-- begin --

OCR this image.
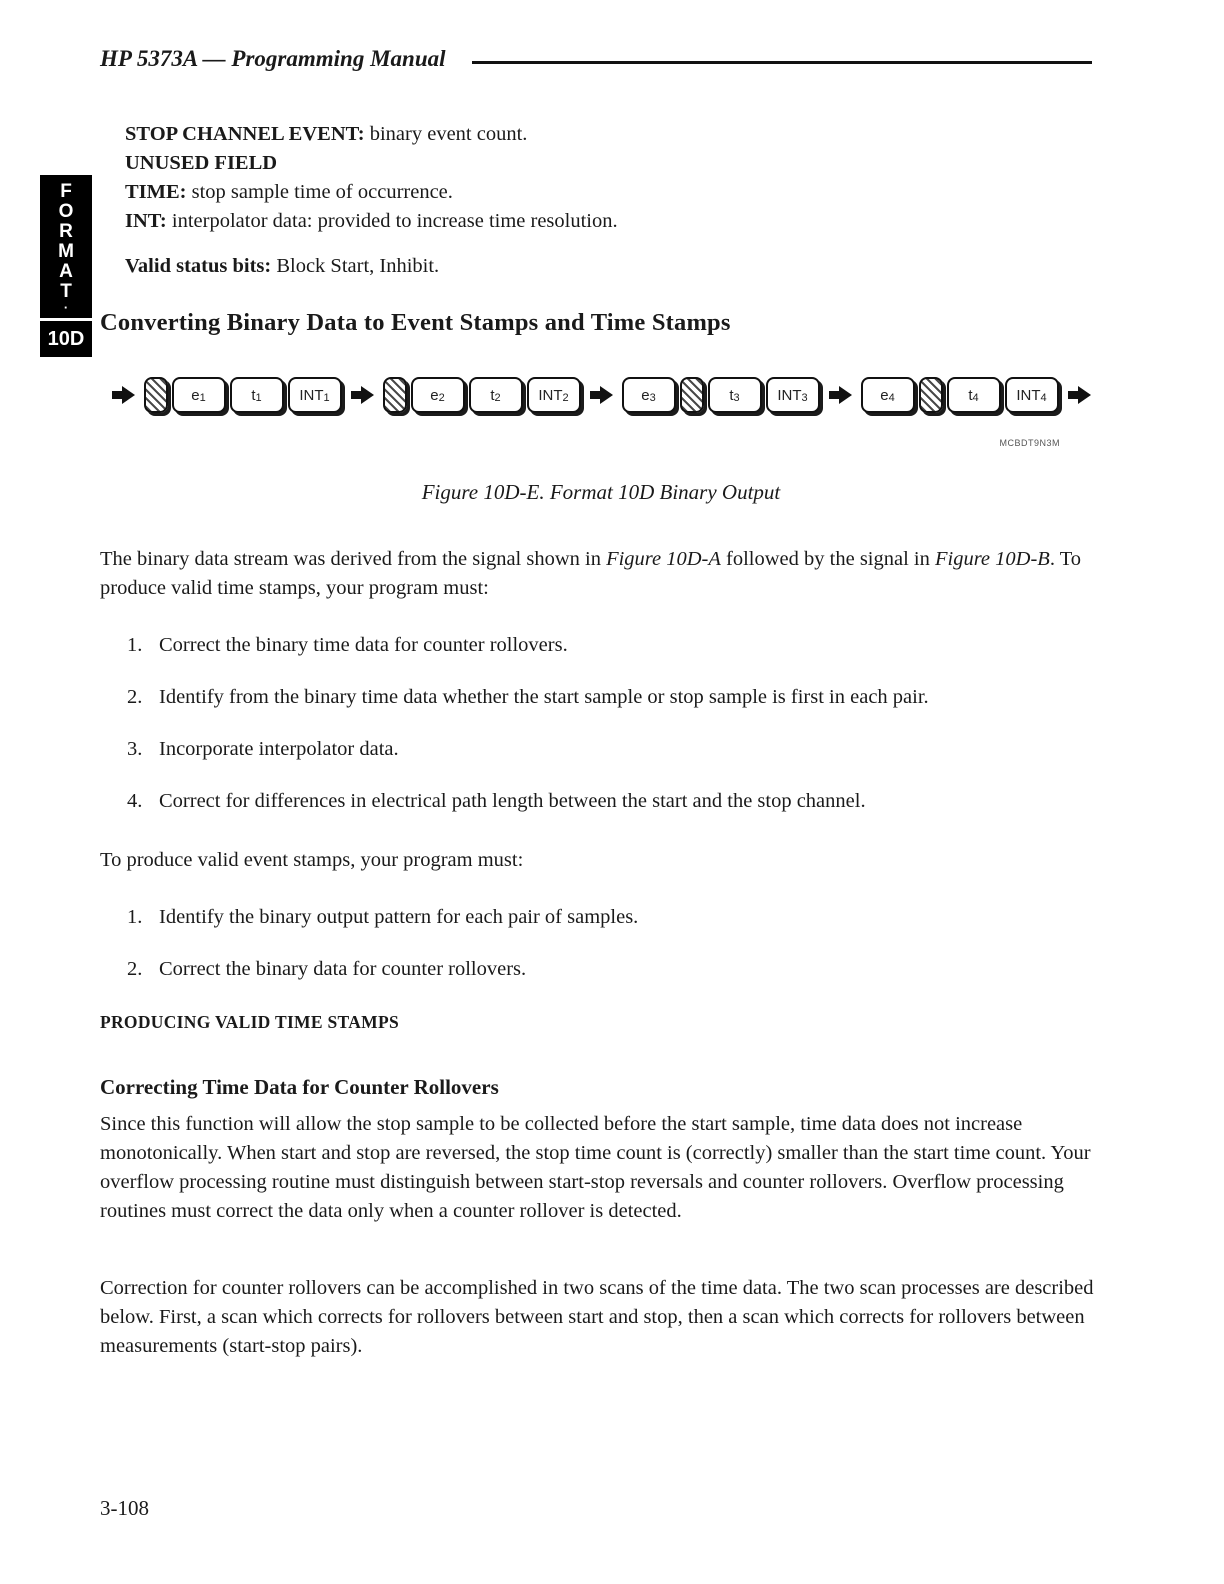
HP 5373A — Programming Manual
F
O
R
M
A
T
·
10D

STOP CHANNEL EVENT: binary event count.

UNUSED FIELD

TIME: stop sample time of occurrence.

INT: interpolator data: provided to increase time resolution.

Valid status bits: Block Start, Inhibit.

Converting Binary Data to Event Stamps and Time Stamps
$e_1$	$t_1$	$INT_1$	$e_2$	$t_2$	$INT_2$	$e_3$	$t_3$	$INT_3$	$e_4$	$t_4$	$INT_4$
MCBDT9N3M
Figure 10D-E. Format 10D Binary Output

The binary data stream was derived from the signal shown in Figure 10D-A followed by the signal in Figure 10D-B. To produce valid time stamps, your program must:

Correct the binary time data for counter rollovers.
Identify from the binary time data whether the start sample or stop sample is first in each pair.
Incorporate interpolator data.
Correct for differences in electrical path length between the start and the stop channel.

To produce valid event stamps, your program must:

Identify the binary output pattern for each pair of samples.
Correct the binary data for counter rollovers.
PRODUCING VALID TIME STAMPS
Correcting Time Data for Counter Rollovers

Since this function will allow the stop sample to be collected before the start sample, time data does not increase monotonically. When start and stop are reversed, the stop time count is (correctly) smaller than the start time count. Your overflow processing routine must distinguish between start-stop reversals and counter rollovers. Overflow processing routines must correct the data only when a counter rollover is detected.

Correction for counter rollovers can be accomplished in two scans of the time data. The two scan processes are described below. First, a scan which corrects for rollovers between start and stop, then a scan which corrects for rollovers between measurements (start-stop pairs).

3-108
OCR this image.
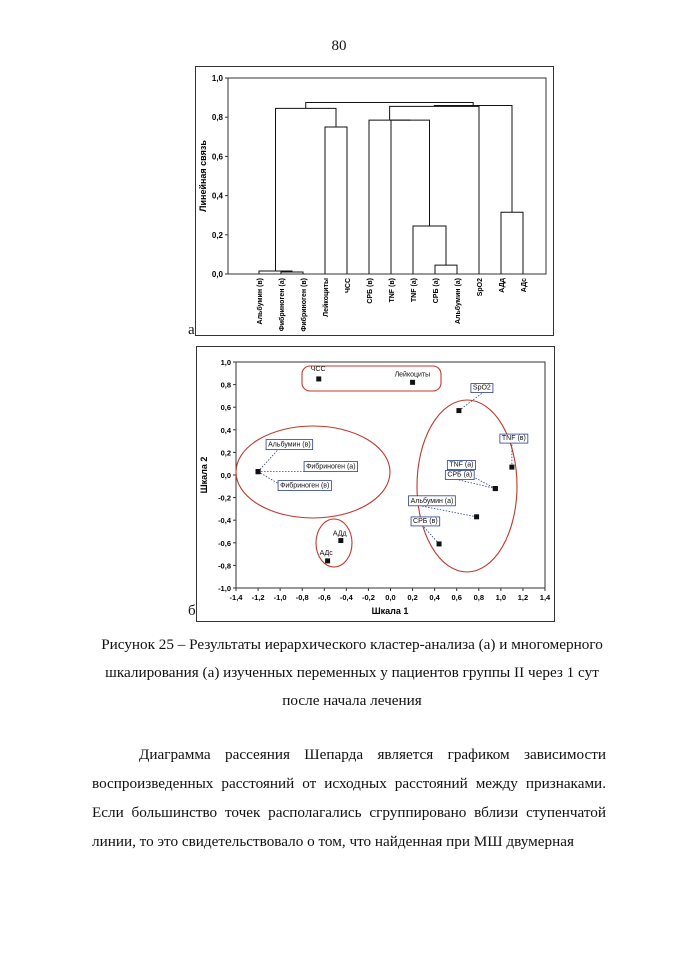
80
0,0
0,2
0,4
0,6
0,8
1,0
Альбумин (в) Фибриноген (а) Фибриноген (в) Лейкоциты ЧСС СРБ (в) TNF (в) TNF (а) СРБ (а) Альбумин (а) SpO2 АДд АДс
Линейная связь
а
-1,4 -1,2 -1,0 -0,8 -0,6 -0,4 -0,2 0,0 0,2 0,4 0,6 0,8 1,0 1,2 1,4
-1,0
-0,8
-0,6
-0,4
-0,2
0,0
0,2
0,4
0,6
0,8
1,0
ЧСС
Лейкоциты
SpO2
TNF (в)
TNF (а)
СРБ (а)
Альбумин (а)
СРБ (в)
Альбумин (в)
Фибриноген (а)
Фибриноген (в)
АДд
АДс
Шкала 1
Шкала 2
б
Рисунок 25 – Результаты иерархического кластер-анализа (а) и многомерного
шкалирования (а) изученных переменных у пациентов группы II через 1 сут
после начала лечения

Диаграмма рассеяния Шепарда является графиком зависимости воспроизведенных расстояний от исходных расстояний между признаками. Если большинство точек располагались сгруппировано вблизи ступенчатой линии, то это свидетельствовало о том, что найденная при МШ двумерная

-- end --
-- begin --

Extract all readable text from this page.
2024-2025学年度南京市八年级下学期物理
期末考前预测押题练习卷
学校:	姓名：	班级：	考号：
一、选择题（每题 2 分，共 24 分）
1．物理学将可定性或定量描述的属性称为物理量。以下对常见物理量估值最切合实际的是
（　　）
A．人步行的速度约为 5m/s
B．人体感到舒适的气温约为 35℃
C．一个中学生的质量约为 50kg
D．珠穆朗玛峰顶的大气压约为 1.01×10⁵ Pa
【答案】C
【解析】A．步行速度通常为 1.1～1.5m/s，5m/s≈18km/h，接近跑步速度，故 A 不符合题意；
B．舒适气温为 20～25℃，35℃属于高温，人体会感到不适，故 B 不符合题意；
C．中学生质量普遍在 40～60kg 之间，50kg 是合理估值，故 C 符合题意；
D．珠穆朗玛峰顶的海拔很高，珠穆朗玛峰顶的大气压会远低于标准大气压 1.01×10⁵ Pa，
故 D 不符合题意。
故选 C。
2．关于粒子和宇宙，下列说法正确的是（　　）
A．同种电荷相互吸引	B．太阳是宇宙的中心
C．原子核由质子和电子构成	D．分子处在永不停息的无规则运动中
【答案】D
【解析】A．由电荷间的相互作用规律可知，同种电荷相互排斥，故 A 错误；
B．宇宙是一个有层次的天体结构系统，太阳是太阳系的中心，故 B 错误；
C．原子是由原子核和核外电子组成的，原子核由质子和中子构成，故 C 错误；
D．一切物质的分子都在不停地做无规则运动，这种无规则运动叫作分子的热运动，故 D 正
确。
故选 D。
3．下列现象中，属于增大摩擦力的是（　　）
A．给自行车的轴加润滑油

-- end --

== Short exercise ==
Return only those lines of the records that contain the string "不符合题意".

== Result for this task ==
【解析】A．步行速度通常为 1.1～1.5m/s，5m/s≈18km/h，接近跑步速度，故 A 不符合题意；
B．舒适气温为 20～25℃，35℃属于高温，人体会感到不适，故 B 不符合题意；
故 D 不符合题意。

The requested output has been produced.